Work to do:
Each line below should be quoted exactly, please.

Input records:
--- BEGIN ---

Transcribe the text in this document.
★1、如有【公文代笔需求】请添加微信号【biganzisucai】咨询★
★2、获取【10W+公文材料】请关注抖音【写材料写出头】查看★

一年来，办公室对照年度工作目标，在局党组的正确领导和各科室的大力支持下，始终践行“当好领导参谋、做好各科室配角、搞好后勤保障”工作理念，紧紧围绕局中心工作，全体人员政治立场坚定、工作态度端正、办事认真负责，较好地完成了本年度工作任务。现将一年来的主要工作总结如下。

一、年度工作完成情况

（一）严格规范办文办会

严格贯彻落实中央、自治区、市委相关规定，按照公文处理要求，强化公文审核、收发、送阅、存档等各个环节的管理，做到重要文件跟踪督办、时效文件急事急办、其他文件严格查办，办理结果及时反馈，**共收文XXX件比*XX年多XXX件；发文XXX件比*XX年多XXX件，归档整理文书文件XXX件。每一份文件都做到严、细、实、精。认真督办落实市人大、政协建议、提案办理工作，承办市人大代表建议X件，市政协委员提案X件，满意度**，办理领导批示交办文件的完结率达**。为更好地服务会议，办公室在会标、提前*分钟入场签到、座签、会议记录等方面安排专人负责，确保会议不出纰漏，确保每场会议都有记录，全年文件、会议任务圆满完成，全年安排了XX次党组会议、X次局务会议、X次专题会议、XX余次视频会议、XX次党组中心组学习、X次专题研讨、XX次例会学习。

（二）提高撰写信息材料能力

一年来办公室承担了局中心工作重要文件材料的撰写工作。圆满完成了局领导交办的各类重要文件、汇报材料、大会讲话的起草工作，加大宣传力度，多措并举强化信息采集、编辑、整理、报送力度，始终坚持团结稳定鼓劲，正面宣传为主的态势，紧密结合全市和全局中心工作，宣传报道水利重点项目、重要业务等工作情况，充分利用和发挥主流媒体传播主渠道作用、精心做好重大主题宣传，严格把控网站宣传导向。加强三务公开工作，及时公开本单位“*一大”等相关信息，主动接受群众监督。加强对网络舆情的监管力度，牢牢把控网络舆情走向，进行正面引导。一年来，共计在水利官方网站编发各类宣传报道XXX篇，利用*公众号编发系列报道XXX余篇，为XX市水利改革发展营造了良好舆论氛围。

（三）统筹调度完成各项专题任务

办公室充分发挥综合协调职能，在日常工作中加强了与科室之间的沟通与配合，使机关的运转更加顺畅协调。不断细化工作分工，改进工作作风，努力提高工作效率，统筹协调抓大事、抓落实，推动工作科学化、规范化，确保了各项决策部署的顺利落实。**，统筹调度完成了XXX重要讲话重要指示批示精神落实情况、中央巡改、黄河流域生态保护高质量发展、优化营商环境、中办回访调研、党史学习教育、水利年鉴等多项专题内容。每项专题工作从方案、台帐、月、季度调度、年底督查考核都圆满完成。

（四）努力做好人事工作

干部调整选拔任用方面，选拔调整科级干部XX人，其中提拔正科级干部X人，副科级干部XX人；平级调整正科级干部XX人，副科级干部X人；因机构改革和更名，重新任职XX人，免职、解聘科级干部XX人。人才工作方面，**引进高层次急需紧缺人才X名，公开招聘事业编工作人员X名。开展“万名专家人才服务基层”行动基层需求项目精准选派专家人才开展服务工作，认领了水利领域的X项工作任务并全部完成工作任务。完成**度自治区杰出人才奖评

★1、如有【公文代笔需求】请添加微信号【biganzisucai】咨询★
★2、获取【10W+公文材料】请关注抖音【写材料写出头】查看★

--- END ---

Expected answer:
Transcribe the text in this document.
★1、如有【公文代笔需求】请添加微信号【biganzisucai】咨询★
★2、获取【10W+公文材料】请关注抖音【写材料写出头】查看★

一年来，办公室对照年度工作目标，在局党组的正确领导和各科室的大力支持下，始终践行“当好领导参谋、做好各科室配角、搞好后勤保障”工作理念，紧紧围绕局中心工作，全体人员政治立场坚定、工作态度端正、办事认真负责，较好地完成了本年度工作任务。现将一年来的主要工作总结如下。

一、年度工作完成情况

（一）严格规范办文办会

严格贯彻落实中央、自治区、市委相关规定，按照公文处理要求，强化公文审核、收发、送阅、存档等各个环节的管理，做到重要文件跟踪督办、时效文件急事急办、其他文件严格查办，办理结果及时反馈，**共收文XXX件比*XX年多XXX件；发文XXX件比*XX年多XXX件，归档整理文书文件XXX件。每一份文件都做到严、细、实、精。认真督办落实市人大、政协建议、提案办理工作，承办市人大代表建议X件，市政协委员提案X件，满意度**，办理领导批示交办文件的完结率达**。为更好地服务会议，办公室在会标、提前*分钟入场签到、座签、会议记录等方面安排专人负责，确保会议不出纰漏，确保每场会议都有记录，全年文件、会议任务圆满完成，全年安排了XX次党组会议、X次局务会议、X次专题会议、XX余次视频会议、XX次党组中心组学习、X次专题研讨、XX次例会学习。

（二）提高撰写信息材料能力

一年来办公室承担了局中心工作重要文件材料的撰写工作。圆满完成了局领导交办的各类重要文件、汇报材料、大会讲话的起草工作，加大宣传力度，多措并举强化信息采集、编辑、整理、报送力度，始终坚持团结稳定鼓劲，正面宣传为主的态势，紧密结合全市和全局中心工作，宣传报道水利重点项目、重要业务等工作情况，充分利用和发挥主流媒体传播主渠道作用、精心做好重大主题宣传，严格把控网站宣传导向。加强三务公开工作，及时公开本单位“*一大”等相关信息，主动接受群众监督。加强对网络舆情的监管力度，牢牢把控网络舆情走向，进行正面引导。一年来，共计在水利官方网站编发各类宣传报道XXX篇，利用*公众号编发系列报道XXX余篇，为XX市水利改革发展营造了良好舆论氛围。

（三）统筹调度完成各项专题任务

办公室充分发挥综合协调职能，在日常工作中加强了与科室之间的沟通与配合，使机关的运转更加顺畅协调。不断细化工作分工，改进工作作风，努力提高工作效率，统筹协调抓大事、抓落实，推动工作科学化、规范化，确保了各项决策部署的顺利落实。**，统筹调度完成了XXX重要讲话重要指示批示精神落实情况、中央巡改、黄河流域生态保护高质量发展、优化营商环境、中办回访调研、党史学习教育、水利年鉴等多项专题内容。每项专题工作从方案、台帐、月、季度调度、年底督查考核都圆满完成。

（四）努力做好人事工作

干部调整选拔任用方面，选拔调整科级干部XX人，其中提拔正科级干部X人，副科级干部XX人；平级调整正科级干部XX人，副科级干部X人；因机构改革和更名，重新任职XX人，免职、解聘科级干部XX人。人才工作方面，**引进高层次急需紧缺人才X名，公开招聘事业编工作人员X名。开展“万名专家人才服务基层”行动基层需求项目精准选派专家人才开展服务工作，认领了水利领域的X项工作任务并全部完成工作任务。完成**度自治区杰出人才奖评

★1、如有【公文代笔需求】请添加微信号【biganzisucai】咨询★
★2、获取【10W+公文材料】请关注抖音【写材料写出头】查看★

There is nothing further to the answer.